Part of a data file
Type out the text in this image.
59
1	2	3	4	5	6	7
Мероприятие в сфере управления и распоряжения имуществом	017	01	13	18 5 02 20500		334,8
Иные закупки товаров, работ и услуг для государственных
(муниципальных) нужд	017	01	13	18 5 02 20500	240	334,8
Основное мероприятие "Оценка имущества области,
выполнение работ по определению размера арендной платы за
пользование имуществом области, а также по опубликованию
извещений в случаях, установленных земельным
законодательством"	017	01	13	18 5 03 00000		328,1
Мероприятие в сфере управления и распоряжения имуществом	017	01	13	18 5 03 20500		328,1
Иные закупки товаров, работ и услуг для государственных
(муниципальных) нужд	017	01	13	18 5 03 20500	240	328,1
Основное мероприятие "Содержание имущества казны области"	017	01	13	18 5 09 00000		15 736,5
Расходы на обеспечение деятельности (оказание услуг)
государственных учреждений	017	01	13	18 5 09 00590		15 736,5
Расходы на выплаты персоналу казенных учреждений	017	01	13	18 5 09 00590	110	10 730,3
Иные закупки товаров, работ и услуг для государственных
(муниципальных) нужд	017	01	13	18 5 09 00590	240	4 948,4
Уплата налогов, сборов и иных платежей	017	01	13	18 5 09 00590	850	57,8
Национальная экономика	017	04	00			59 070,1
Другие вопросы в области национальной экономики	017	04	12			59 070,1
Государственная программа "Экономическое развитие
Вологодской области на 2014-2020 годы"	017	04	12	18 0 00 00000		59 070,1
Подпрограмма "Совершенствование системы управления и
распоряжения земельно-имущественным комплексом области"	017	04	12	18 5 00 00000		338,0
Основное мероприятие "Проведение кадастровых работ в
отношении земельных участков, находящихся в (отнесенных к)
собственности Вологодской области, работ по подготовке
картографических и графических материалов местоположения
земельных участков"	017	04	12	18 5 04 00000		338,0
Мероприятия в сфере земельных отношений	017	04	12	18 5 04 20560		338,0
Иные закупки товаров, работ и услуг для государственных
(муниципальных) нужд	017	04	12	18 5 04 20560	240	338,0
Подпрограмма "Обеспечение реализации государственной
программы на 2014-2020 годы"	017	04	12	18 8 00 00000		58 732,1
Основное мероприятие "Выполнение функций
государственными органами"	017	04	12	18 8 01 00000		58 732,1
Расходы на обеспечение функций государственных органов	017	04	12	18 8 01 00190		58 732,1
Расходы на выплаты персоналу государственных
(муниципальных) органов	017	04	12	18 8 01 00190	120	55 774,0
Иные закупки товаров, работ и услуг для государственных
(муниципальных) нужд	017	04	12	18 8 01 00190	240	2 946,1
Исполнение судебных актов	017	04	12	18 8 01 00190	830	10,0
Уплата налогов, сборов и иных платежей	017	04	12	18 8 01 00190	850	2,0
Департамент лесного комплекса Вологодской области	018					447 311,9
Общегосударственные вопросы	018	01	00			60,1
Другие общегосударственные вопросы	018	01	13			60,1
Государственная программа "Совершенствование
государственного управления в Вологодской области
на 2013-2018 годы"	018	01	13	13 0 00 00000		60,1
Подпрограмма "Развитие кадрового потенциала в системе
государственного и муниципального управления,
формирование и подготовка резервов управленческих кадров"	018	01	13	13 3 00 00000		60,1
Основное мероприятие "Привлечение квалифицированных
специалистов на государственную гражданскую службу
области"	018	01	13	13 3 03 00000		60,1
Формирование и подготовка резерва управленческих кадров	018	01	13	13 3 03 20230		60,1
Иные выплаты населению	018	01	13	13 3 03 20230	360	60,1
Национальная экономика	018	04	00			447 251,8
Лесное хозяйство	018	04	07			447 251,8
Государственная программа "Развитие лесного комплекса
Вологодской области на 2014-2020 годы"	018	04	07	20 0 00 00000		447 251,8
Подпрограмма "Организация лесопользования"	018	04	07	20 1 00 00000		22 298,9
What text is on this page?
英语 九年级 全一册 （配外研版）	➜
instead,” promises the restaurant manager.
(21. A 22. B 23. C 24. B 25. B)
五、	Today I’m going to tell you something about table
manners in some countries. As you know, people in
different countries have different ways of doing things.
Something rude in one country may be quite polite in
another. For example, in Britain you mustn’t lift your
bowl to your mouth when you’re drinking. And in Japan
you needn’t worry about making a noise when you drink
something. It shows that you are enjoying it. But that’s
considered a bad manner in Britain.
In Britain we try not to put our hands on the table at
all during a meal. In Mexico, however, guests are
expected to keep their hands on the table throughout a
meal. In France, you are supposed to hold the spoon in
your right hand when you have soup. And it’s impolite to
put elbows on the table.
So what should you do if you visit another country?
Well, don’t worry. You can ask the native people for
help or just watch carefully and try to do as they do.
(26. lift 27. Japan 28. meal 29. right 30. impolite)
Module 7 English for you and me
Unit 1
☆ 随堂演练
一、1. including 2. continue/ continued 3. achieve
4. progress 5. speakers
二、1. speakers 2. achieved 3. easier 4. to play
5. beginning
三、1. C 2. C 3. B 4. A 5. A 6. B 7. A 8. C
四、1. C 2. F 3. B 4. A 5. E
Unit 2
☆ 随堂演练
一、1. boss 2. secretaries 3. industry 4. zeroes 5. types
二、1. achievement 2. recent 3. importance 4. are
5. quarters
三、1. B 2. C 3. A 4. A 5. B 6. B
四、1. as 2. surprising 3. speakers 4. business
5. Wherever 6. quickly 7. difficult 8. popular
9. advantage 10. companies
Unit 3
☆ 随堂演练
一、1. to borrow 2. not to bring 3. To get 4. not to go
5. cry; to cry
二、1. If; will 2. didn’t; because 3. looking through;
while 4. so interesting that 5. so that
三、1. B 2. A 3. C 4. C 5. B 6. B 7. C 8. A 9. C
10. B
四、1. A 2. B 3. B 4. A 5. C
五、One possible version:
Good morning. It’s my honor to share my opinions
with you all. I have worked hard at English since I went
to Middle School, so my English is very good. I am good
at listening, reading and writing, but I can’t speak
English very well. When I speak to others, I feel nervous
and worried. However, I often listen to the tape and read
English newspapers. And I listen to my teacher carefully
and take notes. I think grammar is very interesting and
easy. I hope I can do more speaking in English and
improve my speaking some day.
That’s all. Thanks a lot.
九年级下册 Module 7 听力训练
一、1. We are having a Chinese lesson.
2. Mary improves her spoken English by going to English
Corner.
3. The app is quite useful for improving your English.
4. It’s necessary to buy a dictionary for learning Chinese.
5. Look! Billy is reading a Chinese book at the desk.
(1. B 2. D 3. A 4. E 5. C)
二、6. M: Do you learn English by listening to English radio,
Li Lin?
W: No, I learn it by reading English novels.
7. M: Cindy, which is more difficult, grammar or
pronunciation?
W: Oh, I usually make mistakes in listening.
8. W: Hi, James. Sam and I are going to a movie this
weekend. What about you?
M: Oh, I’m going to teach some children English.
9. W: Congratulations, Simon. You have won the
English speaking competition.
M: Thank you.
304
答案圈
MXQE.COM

▸ **TASK PROMPT**
Track down every line holding the string "налогов" and copy it.

▸ **SOLUTION BELOW**
Уплата налогов, сборов и иных платежей	017	01	13	18 5 09 00590	850	57,8
Уплата налогов, сборов и иных платежей	017	04	12	18 8 01 00190	850	2,0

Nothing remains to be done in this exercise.